▶ [Consigne] Comment traduiriez-vous en anglais cette phrase du texte sur le plan « Usine du futur » de la région Grand Est : « Le choix de ce site n'est pas un hasard, puisque l'entreprise est engagée dans une démarche « Usine du futur », avec notamment la mise en place opérationnelle début 2017 de deux robots collaboratifs, et des études sur l'utilisation par l'opérateur d'exosquelettes. » ?

▶ [Texte]

____

« Nous sommes la deuxième région industrielle de France, hors Ile-de-France, avec 311.111 salariés, soit 18 % des salariés du territoire. Notre positionnement géographique transfrontalier nous confère une bonne place à l'export, mais la bataille de la compétitivité face notamment à des industries allemandes 4.0 se gagnera en intégrant les nouvelles technologies et les process, en modifiant les chaînes de valeur, tout en optimisant les ressources énergétiques et en repensant la place de l'homme dans l'entreprise. C'est pourquoi la Région s'engage dans un plan régional « Usine du futur », afin d'accompagner les entreprises dans ces changements essentiels à leur croissance. » Philippe Richert, président de la région Grand Est, s'est rendu chez ThyssenKrupp Presta France (CA : 603 M?; effectif : 1.200) à Florange en Moselle, afin de lancer la deuxième « Communauté des leaders » au sein de ce plan, début décembre. Le choix de ce site n'est pas un hasard, puisque l'entreprise est engagée dans une démarche « Usine du futur », avec notamment la mise en place opérationnelle début 2017 de deux robots collaboratifs, et des études sur l'utilisation par l'opérateur d'exosquelettes. « Il y a un très grand intérêt à apprendre les uns des autres, même si nous ne sommes pas présents sur les mêmes secteurs d'activité », explique Jean-Luc Hemmert, PDG de ThyssenKrupp Presta France, membre de la communauté, dont les usines de Florange et Fameck sont spécialisées dans l'assemblage de systèmes de direction pour l'automobile.

____

▶ [Extrait des données]
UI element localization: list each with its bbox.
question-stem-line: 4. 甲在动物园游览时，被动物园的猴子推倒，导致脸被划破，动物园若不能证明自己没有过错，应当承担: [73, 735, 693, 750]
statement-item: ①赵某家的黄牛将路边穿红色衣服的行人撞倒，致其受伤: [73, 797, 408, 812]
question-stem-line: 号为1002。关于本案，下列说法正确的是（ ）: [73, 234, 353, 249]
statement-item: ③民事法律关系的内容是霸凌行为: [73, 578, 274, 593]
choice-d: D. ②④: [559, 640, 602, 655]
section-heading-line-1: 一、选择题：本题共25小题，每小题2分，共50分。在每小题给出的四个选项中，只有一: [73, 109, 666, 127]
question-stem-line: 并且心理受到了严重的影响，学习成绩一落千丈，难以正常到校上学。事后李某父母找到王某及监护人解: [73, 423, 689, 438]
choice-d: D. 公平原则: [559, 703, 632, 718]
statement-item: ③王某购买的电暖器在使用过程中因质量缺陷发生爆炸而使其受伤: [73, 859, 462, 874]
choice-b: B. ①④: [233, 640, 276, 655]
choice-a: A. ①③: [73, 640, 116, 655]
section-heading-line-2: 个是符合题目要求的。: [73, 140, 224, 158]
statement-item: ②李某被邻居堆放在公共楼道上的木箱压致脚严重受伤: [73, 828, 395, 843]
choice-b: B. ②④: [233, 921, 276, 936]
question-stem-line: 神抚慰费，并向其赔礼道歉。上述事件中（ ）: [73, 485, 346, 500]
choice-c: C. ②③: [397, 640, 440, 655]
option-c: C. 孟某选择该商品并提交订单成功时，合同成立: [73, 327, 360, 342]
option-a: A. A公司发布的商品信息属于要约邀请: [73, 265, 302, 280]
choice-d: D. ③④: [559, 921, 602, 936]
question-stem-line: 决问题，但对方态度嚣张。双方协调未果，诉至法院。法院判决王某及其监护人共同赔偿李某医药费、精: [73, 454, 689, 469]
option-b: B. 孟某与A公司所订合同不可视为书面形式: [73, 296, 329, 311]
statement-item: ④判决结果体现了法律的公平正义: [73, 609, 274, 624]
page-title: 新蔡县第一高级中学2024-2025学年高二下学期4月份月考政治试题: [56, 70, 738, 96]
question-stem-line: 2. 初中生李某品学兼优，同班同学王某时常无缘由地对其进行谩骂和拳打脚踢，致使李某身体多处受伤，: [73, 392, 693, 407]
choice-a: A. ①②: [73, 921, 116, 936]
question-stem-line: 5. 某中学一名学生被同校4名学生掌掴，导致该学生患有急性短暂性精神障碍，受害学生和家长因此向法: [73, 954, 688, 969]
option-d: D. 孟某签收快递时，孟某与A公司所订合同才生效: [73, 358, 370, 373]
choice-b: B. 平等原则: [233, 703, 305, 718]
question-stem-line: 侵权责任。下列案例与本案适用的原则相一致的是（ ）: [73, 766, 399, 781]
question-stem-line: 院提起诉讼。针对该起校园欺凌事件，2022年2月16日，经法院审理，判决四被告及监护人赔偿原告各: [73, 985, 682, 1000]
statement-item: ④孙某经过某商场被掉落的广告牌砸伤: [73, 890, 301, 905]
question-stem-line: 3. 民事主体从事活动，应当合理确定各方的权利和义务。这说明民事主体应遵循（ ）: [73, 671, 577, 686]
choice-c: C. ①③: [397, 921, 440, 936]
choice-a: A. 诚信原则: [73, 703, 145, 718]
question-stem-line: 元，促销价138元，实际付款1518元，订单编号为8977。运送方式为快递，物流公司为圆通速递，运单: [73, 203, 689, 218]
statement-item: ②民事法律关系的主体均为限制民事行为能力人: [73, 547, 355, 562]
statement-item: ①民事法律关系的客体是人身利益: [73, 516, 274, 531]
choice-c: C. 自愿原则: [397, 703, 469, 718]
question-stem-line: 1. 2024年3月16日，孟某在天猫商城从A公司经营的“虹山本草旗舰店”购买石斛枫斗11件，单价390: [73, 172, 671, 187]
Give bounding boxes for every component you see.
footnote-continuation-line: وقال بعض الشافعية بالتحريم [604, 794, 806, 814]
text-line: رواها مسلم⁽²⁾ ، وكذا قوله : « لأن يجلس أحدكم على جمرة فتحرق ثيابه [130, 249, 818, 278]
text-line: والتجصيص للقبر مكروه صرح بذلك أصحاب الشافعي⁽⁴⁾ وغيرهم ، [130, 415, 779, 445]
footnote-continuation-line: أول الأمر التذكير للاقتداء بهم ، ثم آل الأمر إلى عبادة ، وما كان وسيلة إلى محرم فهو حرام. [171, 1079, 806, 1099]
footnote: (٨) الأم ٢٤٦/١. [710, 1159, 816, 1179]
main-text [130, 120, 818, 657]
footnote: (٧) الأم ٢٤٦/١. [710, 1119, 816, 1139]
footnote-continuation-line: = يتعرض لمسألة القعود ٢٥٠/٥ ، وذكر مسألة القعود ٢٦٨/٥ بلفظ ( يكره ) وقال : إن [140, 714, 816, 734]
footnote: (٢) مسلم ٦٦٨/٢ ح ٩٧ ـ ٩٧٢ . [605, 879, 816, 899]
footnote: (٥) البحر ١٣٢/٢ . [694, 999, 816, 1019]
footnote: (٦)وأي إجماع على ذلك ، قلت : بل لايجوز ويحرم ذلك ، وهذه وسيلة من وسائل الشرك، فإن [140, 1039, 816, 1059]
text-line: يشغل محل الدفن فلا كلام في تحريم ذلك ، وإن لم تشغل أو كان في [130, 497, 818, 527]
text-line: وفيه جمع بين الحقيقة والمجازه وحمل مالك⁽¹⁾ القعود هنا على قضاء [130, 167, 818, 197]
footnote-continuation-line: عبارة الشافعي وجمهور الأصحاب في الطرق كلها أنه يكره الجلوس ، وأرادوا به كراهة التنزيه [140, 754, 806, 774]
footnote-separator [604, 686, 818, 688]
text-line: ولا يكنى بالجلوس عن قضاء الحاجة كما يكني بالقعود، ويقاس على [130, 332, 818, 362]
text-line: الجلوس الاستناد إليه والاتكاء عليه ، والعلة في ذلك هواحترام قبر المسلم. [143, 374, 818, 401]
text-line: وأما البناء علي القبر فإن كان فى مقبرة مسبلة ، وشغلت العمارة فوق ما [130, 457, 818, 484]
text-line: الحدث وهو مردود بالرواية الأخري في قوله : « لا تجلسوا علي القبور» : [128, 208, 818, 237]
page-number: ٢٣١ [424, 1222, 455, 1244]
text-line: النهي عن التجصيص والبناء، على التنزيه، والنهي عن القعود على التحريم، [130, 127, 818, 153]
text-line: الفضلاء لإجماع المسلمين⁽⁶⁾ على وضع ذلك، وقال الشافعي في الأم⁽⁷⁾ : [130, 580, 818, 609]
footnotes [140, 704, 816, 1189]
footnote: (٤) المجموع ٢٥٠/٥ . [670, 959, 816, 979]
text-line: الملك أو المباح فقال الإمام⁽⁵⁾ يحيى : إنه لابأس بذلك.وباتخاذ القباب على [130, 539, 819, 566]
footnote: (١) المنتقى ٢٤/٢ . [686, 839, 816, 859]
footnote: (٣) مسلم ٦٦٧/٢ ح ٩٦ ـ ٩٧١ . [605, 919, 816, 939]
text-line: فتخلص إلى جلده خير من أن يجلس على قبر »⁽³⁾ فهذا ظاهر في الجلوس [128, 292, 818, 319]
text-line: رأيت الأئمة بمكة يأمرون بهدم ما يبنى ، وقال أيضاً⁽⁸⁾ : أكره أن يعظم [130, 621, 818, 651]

____

▶ [Réponse] The choice of this site is no coincidence, since the company is engaged in a "Factory of the Future" approach, notably with the operational deployment of two collaborative robots in early 2017, and studies on the use of exoskeletons by the operator.